Saved entries
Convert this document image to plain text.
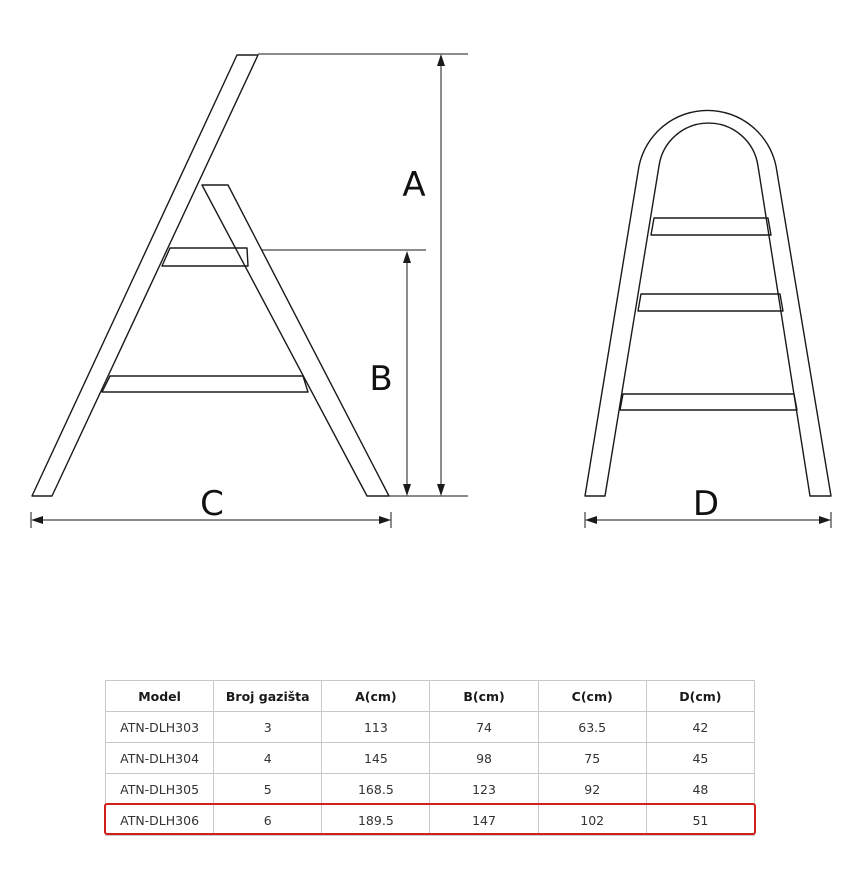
A
B
C	D
Model	Broj gazišta	A(cm)	B(cm)	C(cm)	D(cm)
ATN-DLH303	3	113	74	63.5	42
ATN-DLH304	4	145	98	75	45
ATN-DLH305	5	168.5	123	92	48
ATN-DLH306	6	189.5	147	102	51
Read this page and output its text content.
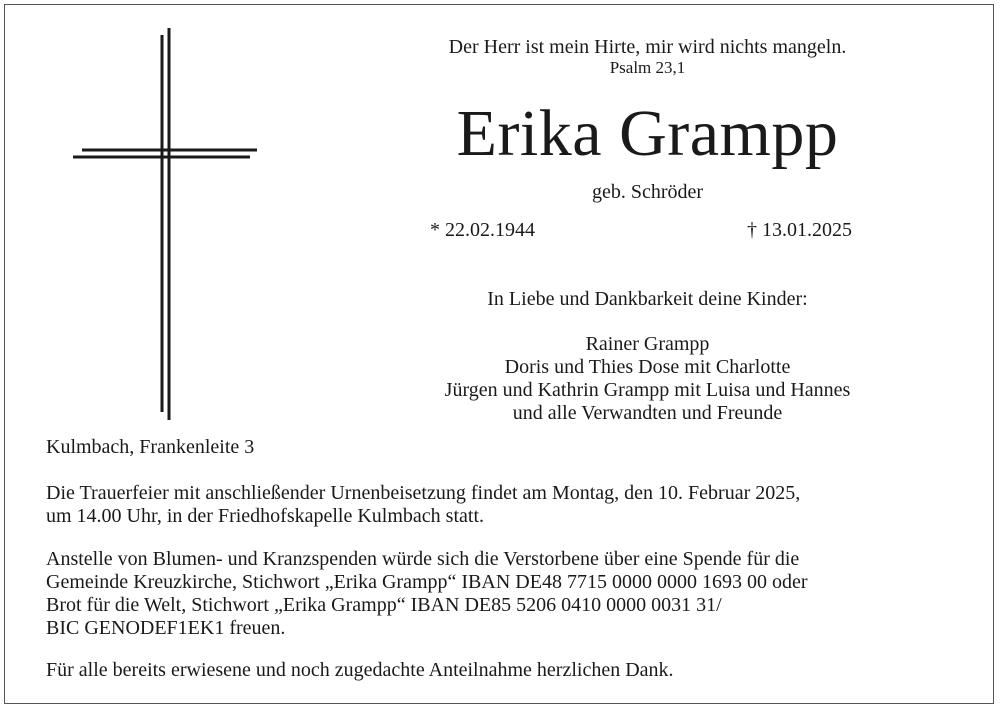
Der Herr ist mein Hirte, mir wird nichts mangeln.
Psalm 23,1
Erika Grampp
geb. Schröder
* 22.02.1944	† 13.01.2025
In Liebe und Dankbarkeit deine Kinder:
Rainer Grampp
Doris und Thies Dose mit Charlotte
Jürgen und Kathrin Grampp mit Luisa und Hannes
und alle Verwandten und Freunde
Kulmbach, Frankenleite 3
Die Trauerfeier mit anschließender Urnenbeisetzung findet am Montag, den 10. Februar 2025,
um 14.00 Uhr, in der Friedhofskapelle Kulmbach statt.
Anstelle von Blumen- und Kranzspenden würde sich die Verstorbene über eine Spende für die
Gemeinde Kreuzkirche, Stichwort „Erika Grampp“ IBAN DE48 7715 0000 0000 1693 00 oder
Brot für die Welt, Stichwort „Erika Grampp“ IBAN DE85 5206 0410 0000 0031 31/
BIC GENODEF1EK1 freuen.
Für alle bereits erwiesene und noch zugedachte Anteilnahme herzlichen Dank.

(AIM OF THE TASK)
Repeat the material above in full and exactly, apart from the pictures.

(ANSWER TO THIS PROBLEM)
Convert this document image to plain text.
A
B
C	D
Model	Broj gazišta	A(cm)	B(cm)	C(cm)	D(cm)
ATN-DLH303	3	113	74	63.5	42
ATN-DLH304	4	145	98	75	45
ATN-DLH305	5	168.5	123	92	48
ATN-DLH306	6	189.5	147	102	51
Read this page and output its text content.
Der Herr ist mein Hirte, mir wird nichts mangeln.
Psalm 23,1
Erika Grampp
geb. Schröder
* 22.02.1944	† 13.01.2025
In Liebe und Dankbarkeit deine Kinder:
Rainer Grampp
Doris und Thies Dose mit Charlotte
Jürgen und Kathrin Grampp mit Luisa und Hannes
und alle Verwandten und Freunde
Kulmbach, Frankenleite 3
Die Trauerfeier mit anschließender Urnenbeisetzung findet am Montag, den 10. Februar 2025,
um 14.00 Uhr, in der Friedhofskapelle Kulmbach statt.
Anstelle von Blumen- und Kranzspenden würde sich die Verstorbene über eine Spende für die
Gemeinde Kreuzkirche, Stichwort „Erika Grampp“ IBAN DE48 7715 0000 0000 1693 00 oder
Brot für die Welt, Stichwort „Erika Grampp“ IBAN DE85 5206 0410 0000 0031 31/
BIC GENODEF1EK1 freuen.
Für alle bereits erwiesene und noch zugedachte Anteilnahme herzlichen Dank.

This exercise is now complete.